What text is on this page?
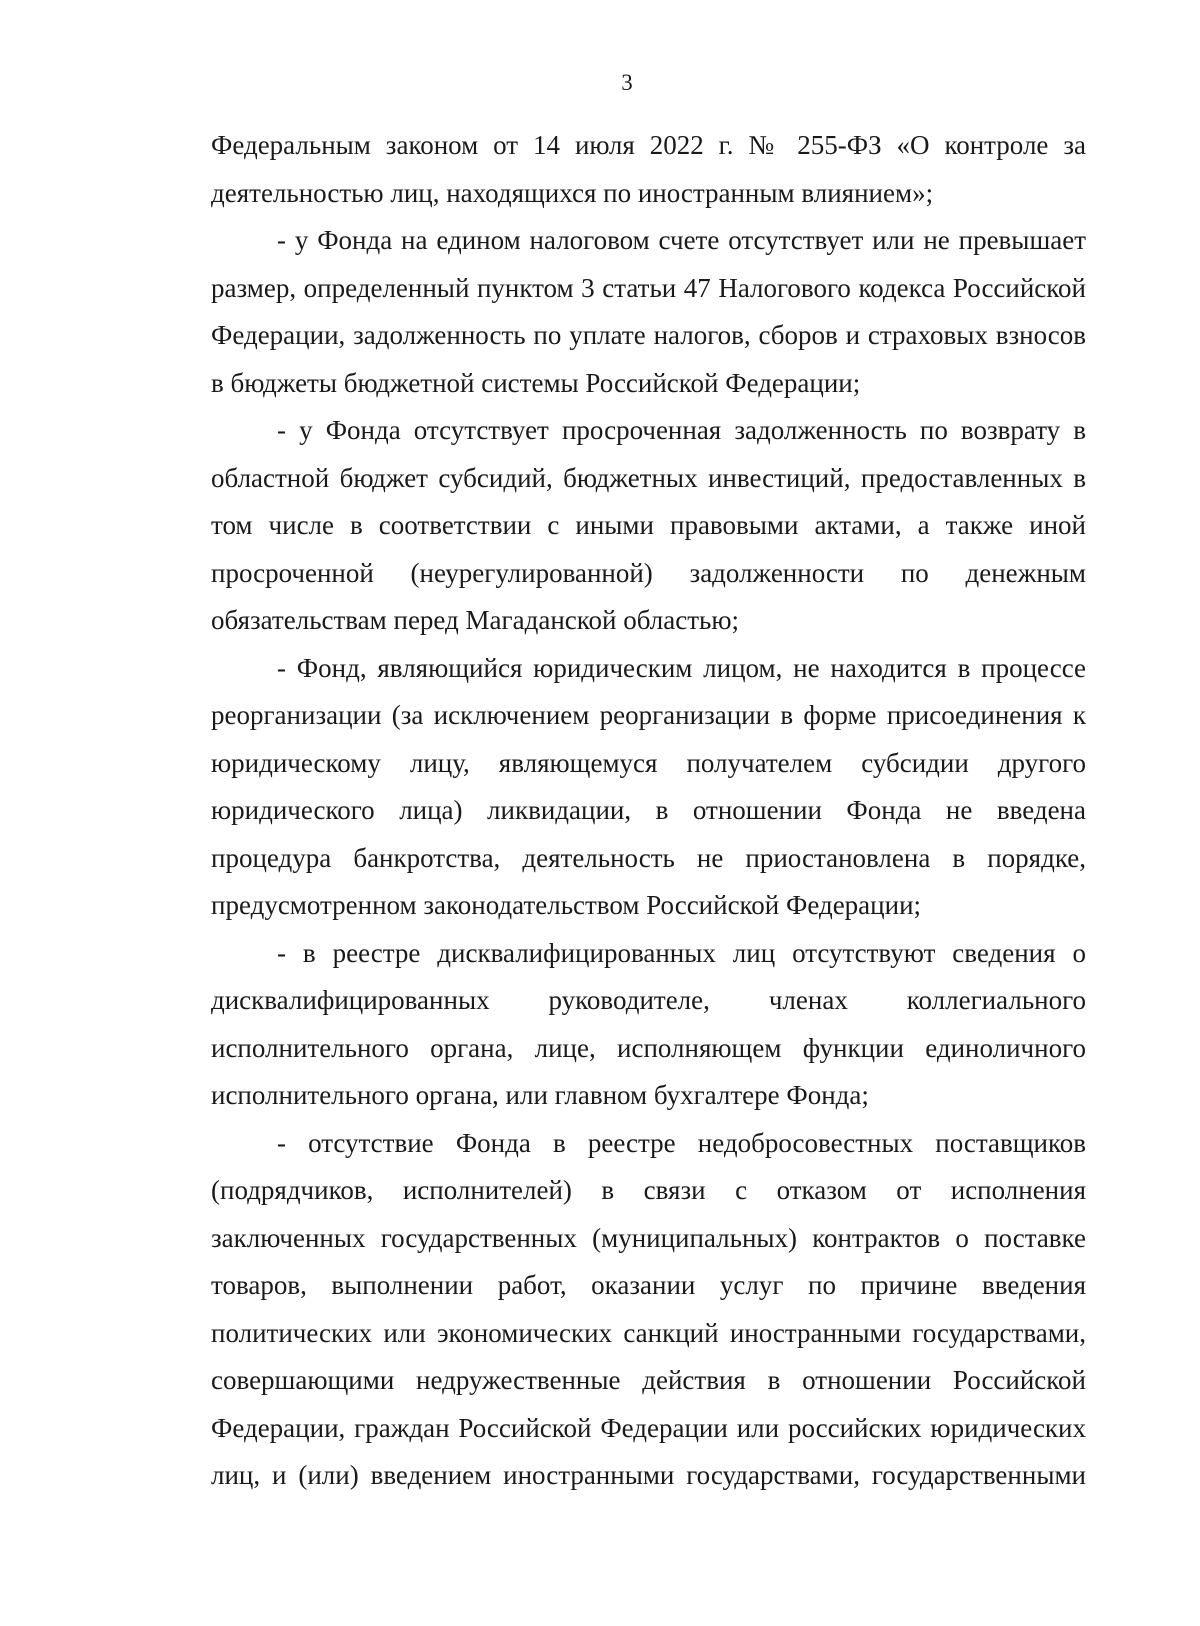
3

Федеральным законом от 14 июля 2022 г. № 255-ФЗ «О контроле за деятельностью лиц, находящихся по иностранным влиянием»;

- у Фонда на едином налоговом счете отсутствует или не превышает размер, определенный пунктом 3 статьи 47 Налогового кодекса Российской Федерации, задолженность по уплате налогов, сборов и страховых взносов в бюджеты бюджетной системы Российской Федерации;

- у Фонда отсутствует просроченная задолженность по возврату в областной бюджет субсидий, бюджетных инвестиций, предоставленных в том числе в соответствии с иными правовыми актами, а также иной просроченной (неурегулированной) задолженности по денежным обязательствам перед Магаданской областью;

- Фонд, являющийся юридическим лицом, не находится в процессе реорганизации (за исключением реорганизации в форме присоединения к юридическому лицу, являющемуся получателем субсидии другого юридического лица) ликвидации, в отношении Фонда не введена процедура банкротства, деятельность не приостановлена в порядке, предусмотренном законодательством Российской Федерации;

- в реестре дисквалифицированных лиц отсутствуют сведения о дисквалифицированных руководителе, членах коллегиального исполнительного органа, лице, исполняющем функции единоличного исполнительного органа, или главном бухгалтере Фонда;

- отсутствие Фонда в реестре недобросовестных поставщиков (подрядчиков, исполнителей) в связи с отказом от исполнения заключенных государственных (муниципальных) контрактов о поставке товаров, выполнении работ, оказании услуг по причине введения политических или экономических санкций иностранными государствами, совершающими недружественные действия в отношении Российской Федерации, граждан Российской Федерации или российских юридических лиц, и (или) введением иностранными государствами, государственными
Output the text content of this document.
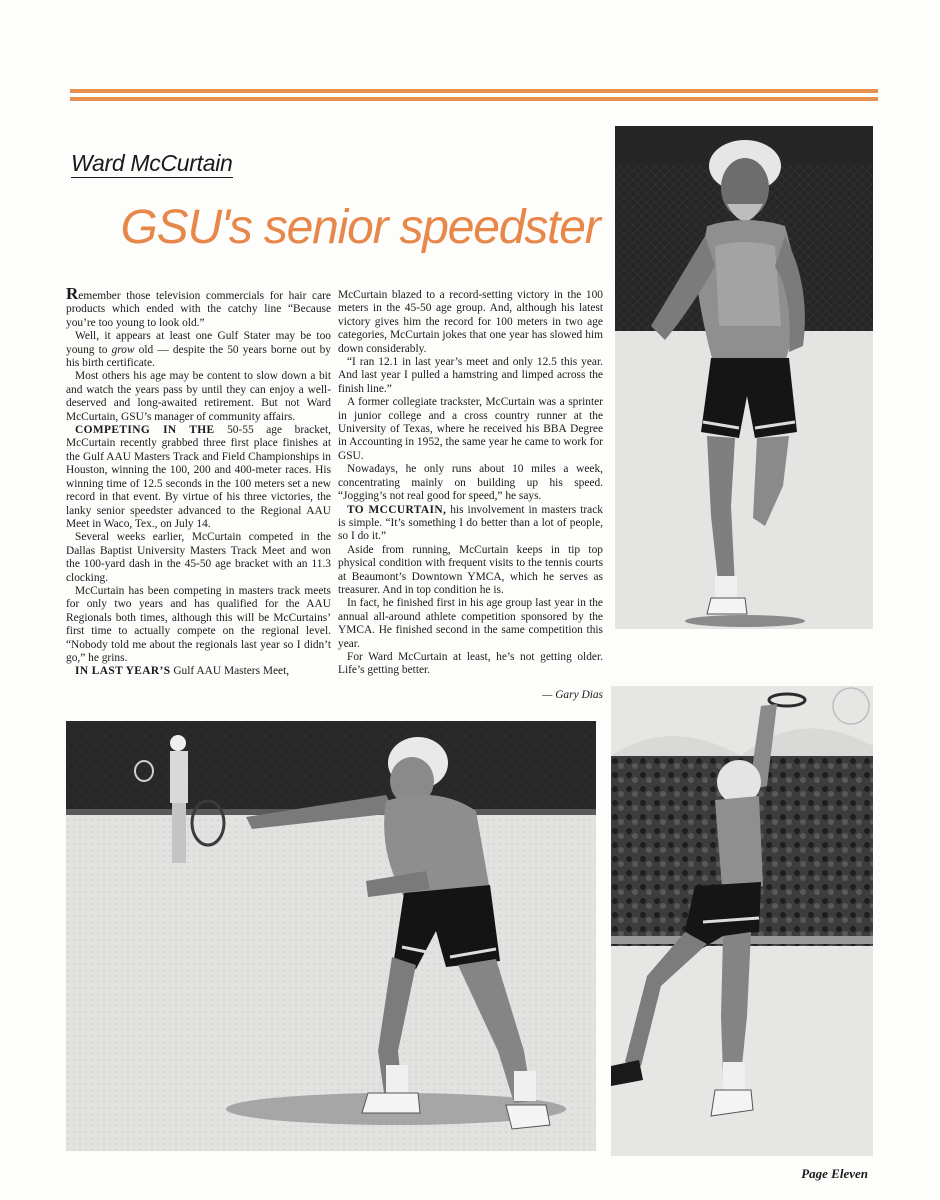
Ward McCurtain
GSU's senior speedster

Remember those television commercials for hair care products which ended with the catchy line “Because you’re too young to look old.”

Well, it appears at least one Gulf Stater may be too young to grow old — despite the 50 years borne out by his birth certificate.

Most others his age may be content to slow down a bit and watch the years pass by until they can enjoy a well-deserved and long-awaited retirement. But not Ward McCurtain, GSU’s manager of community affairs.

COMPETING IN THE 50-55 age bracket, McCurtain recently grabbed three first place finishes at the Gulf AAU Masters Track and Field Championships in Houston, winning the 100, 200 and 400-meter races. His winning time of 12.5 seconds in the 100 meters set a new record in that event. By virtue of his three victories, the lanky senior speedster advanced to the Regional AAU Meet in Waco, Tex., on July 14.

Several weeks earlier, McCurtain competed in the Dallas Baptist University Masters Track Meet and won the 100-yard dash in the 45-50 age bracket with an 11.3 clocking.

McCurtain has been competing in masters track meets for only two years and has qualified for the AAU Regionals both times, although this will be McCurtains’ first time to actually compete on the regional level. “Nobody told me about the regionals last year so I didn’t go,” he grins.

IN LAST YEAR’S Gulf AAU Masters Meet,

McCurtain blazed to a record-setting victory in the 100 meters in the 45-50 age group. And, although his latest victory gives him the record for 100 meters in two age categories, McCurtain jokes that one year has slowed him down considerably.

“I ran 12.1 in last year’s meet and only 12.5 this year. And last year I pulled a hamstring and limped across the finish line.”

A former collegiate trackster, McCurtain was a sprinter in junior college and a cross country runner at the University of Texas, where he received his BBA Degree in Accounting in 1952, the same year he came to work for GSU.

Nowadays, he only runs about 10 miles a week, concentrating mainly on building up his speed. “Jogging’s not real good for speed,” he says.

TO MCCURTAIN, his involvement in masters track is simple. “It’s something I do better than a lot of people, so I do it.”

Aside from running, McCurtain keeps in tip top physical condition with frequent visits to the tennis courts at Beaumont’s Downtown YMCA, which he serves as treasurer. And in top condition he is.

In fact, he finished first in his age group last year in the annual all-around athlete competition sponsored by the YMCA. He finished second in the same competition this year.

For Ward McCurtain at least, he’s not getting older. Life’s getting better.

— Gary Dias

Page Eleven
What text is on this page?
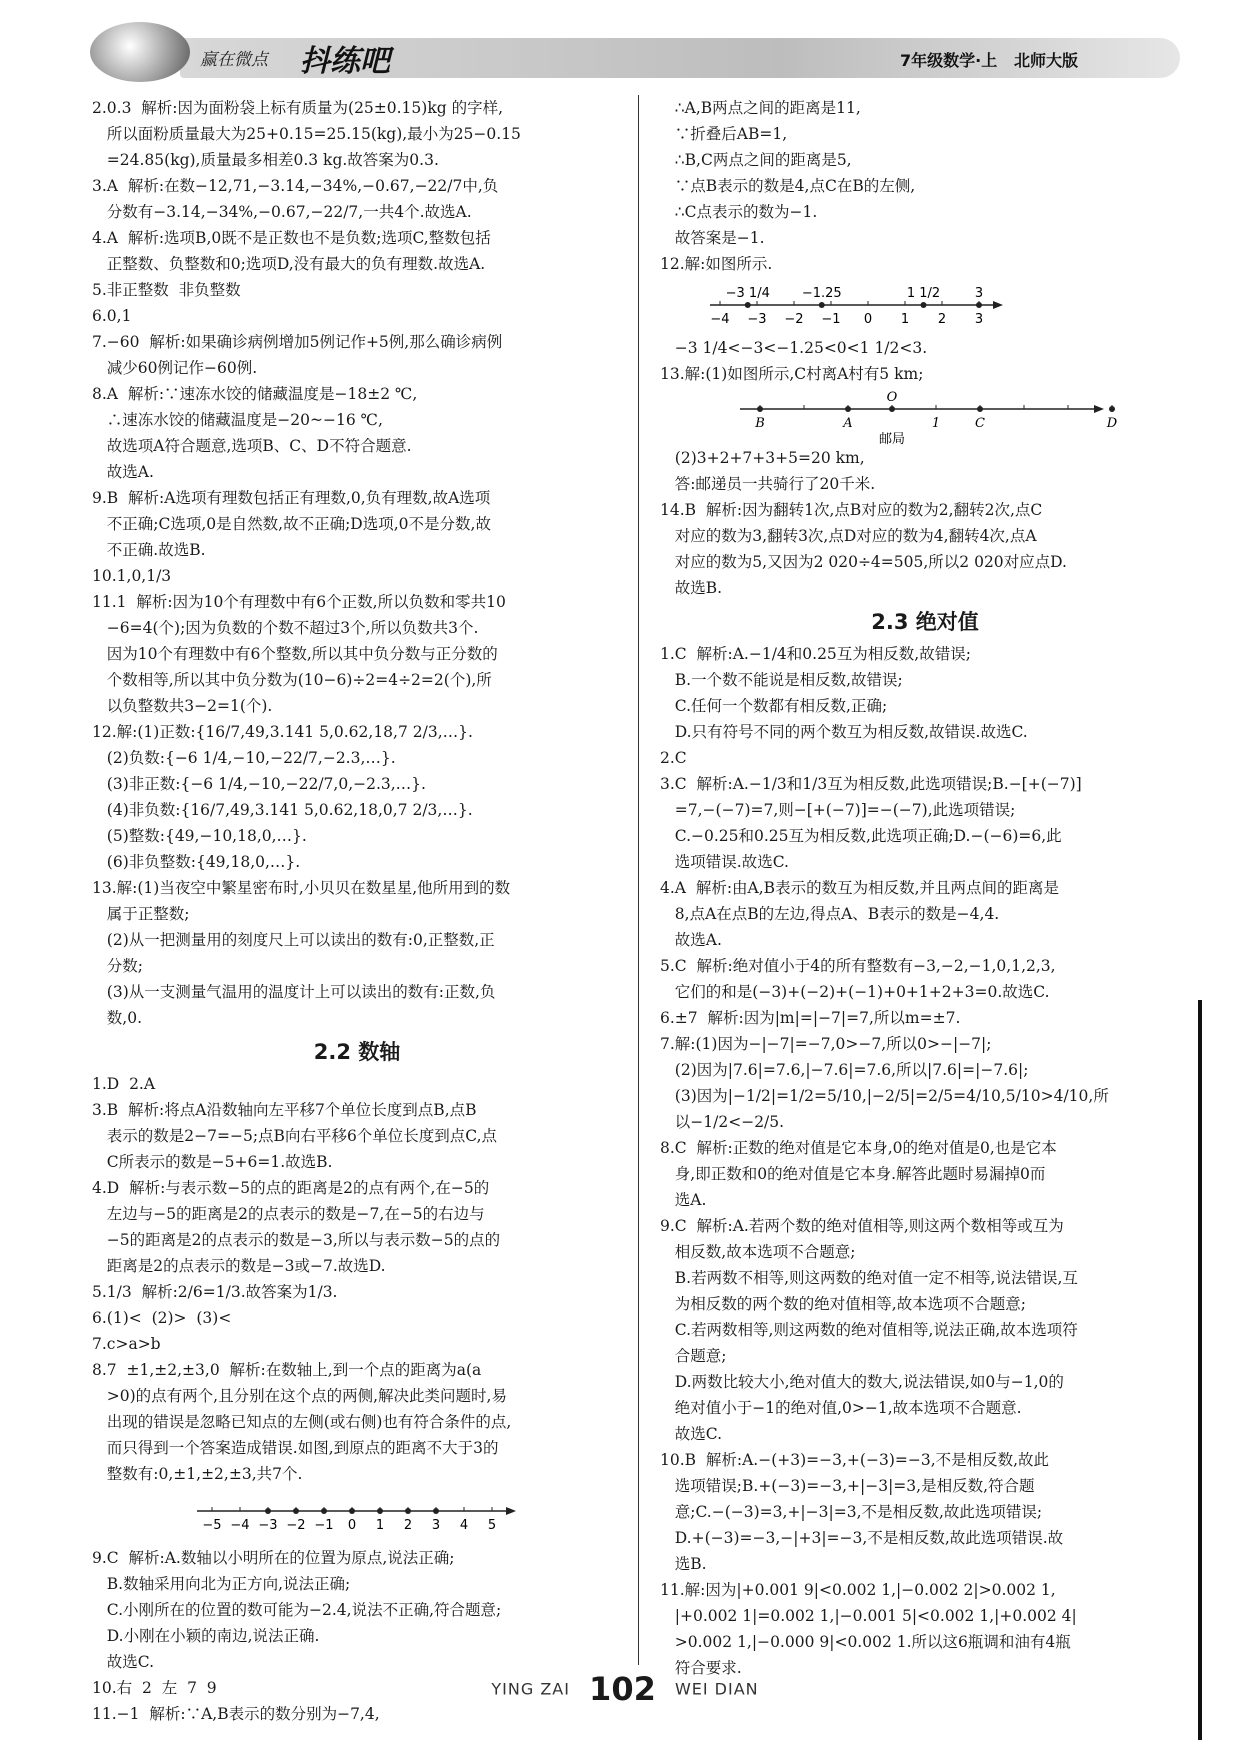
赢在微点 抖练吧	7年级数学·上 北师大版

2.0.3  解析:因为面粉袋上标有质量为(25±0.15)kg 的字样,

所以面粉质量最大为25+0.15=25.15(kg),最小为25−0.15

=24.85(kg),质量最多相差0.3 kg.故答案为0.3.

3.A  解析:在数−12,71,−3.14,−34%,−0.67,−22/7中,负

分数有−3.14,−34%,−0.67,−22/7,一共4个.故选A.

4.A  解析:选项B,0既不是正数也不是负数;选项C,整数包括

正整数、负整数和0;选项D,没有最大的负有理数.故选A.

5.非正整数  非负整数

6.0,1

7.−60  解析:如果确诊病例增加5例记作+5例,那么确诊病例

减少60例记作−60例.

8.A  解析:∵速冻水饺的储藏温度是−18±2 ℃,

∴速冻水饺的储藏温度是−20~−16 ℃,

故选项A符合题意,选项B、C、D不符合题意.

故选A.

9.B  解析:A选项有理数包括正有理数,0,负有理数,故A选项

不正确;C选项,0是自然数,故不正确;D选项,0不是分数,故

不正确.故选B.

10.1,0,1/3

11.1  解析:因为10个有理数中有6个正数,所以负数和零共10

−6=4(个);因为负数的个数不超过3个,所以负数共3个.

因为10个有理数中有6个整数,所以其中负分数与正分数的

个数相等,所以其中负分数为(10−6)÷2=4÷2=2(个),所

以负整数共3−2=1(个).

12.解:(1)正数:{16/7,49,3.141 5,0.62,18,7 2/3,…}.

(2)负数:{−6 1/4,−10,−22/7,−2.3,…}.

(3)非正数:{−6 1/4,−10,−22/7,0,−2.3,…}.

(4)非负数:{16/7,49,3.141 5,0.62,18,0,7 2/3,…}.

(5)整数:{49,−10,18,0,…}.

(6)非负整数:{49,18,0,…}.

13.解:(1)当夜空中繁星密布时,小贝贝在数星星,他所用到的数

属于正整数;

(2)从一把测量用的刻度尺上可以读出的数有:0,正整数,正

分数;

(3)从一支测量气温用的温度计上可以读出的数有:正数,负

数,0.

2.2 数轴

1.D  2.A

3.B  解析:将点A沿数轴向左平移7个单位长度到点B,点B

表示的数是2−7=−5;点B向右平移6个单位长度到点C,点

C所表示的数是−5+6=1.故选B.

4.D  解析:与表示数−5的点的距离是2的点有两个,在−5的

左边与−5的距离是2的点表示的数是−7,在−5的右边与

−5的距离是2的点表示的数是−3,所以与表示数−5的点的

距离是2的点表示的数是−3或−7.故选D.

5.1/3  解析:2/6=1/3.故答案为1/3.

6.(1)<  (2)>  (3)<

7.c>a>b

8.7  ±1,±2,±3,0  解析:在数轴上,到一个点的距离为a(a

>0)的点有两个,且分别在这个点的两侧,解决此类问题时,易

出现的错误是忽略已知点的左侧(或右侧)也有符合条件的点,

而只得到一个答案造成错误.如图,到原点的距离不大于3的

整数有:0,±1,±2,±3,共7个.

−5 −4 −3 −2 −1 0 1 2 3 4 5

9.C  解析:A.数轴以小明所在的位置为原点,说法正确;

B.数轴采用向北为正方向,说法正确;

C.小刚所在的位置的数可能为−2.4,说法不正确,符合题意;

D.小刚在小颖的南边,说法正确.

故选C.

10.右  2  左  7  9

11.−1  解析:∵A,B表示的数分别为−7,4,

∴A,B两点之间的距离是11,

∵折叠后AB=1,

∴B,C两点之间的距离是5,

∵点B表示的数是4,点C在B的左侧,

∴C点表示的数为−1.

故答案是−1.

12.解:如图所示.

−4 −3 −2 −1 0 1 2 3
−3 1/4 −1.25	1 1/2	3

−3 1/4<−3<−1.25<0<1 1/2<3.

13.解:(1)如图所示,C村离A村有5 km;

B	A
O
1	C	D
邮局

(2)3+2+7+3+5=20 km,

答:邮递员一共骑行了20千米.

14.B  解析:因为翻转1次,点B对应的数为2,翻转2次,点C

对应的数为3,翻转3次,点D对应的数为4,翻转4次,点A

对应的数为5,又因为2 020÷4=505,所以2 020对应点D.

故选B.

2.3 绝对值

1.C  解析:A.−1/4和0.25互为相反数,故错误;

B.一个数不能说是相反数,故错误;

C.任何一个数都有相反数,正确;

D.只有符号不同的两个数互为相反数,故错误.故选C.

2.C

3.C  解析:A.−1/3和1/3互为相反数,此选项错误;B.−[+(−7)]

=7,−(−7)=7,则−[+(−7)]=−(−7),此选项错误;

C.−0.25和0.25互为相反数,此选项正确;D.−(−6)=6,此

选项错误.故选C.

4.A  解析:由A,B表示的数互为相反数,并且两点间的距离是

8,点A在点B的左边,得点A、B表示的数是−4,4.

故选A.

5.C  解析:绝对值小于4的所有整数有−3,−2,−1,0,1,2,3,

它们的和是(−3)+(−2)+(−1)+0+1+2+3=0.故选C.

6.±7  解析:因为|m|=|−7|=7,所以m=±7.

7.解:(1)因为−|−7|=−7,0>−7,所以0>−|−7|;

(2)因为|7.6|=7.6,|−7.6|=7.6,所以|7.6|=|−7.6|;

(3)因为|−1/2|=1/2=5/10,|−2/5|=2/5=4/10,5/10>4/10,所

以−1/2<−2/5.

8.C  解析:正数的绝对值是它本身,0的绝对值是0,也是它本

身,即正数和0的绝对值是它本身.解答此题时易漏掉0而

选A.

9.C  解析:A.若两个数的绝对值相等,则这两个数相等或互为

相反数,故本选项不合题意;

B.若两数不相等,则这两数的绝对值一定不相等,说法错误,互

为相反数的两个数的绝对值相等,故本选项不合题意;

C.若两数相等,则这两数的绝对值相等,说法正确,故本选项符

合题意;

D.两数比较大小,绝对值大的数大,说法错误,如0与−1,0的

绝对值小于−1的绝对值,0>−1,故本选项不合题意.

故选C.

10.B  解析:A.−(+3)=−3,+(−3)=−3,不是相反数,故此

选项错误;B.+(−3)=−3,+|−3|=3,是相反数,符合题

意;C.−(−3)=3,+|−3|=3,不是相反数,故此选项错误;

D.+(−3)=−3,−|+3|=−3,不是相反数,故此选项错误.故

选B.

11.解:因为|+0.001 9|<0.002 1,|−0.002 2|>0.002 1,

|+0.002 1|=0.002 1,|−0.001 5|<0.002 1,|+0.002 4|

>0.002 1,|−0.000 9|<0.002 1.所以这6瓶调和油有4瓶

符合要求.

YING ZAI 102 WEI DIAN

++++++++++++++++++++

▶ **Exercise directions**: Filter the entries down to the lines with the word "速冻水饺的储藏温度是" in them.

▶ **Problem solution**:
8.A  解析:∵速冻水饺的储藏温度是−18±2 ℃,
∴速冻水饺的储藏温度是−20~−16 ℃,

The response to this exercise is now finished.